_EXERCISE OBJECTIVE_
Without the pictures, copy all the entries below exactly.

-- RECORDS FOR THE TASK start --

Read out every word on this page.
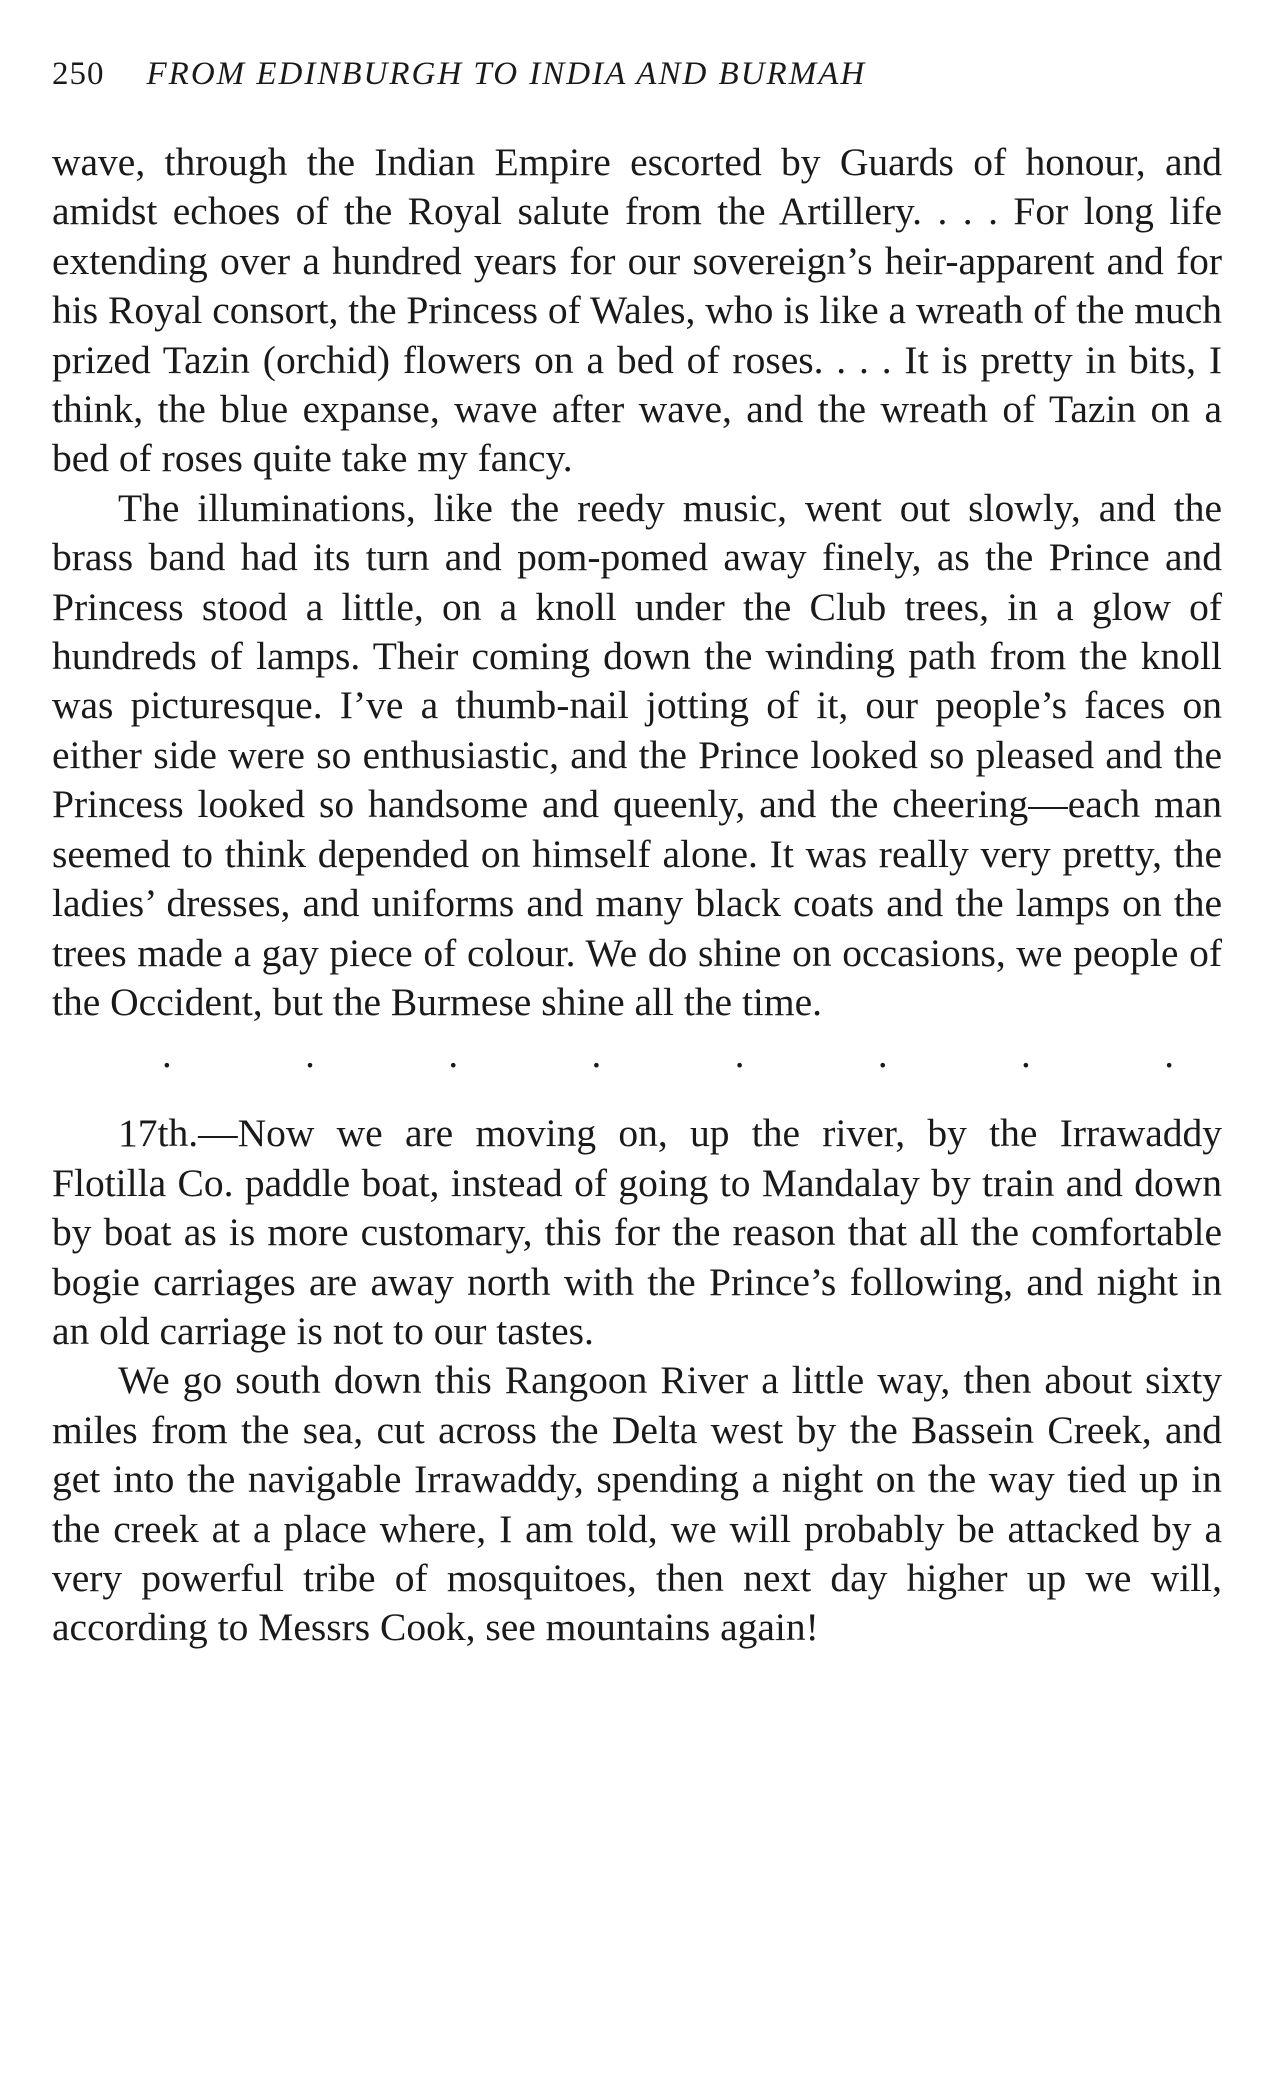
250 FROM EDINBURGH TO INDIA AND BURMAH

wave, through the Indian Empire escorted by Guards of honour, and amidst echoes of the Royal salute from the Artillery. . . . For long life extending over a hundred years for our sovereign’s heir-apparent and for his Royal consort, the Princess of Wales, who is like a wreath of the much prized Tazin (orchid) flowers on a bed of roses. . . . It is pretty in bits, I think, the blue expanse, wave after wave, and the wreath of Tazin on a bed of roses quite take my fancy.

The illuminations, like the reedy music, went out slowly, and the brass band had its turn and pom-pomed away finely, as the Prince and Princess stood a little, on a knoll under the Club trees, in a glow of hundreds of lamps. Their coming down the winding path from the knoll was picturesque. I’ve a thumb-nail jotting of it, our people’s faces on either side were so enthusiastic, and the Prince looked so pleased and the Princess looked so handsome and queenly, and the cheering—each man seemed to think depended on himself alone. It was really very pretty, the ladies’ dresses, and uniforms and many black coats and the lamps on the trees made a gay piece of colour. We do shine on occasions, we people of the Occident, but the Burmese shine all the time.

.	.	.	.	.	.	.	.

17th.—Now we are moving on, up the river, by the Irrawaddy Flotilla Co. paddle boat, instead of going to Mandalay by train and down by boat as is more customary, this for the reason that all the comfortable bogie carriages are away north with the Prince’s following, and night in an old carriage is not to our tastes.

We go south down this Rangoon River a little way, then about sixty miles from the sea, cut across the Delta west by the Bassein Creek, and get into the navigable Irrawaddy, spending a night on the way tied up in the creek at a place where, I am told, we will probably be attacked by a very powerful tribe of mosquitoes, then next day higher up we will, according to Messrs Cook, see mountains again!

-- RECORDS FOR THE TASK end --

_SOLVED EXERCISE_
Read out every word on this page.
250 FROM EDINBURGH TO INDIA AND BURMAH

wave, through the Indian Empire escorted by Guards of honour, and amidst echoes of the Royal salute from the Artillery. . . . For long life extending over a hundred years for our sovereign’s heir-apparent and for his Royal consort, the Princess of Wales, who is like a wreath of the much prized Tazin (orchid) flowers on a bed of roses. . . . It is pretty in bits, I think, the blue expanse, wave after wave, and the wreath of Tazin on a bed of roses quite take my fancy.

The illuminations, like the reedy music, went out slowly, and the brass band had its turn and pom-pomed away finely, as the Prince and Princess stood a little, on a knoll under the Club trees, in a glow of hundreds of lamps. Their coming down the winding path from the knoll was picturesque. I’ve a thumb-nail jotting of it, our people’s faces on either side were so enthusiastic, and the Prince looked so pleased and the Princess looked so handsome and queenly, and the cheering—each man seemed to think depended on himself alone. It was really very pretty, the ladies’ dresses, and uniforms and many black coats and the lamps on the trees made a gay piece of colour. We do shine on occasions, we people of the Occident, but the Burmese shine all the time.

.	.	.	.	.	.	.	.

17th.—Now we are moving on, up the river, by the Irrawaddy Flotilla Co. paddle boat, instead of going to Mandalay by train and down by boat as is more customary, this for the reason that all the comfortable bogie carriages are away north with the Prince’s following, and night in an old carriage is not to our tastes.

We go south down this Rangoon River a little way, then about sixty miles from the sea, cut across the Delta west by the Bassein Creek, and get into the navigable Irrawaddy, spending a night on the way tied up in the creek at a place where, I am told, we will probably be attacked by a very powerful tribe of mosquitoes, then next day higher up we will, according to Messrs Cook, see mountains again!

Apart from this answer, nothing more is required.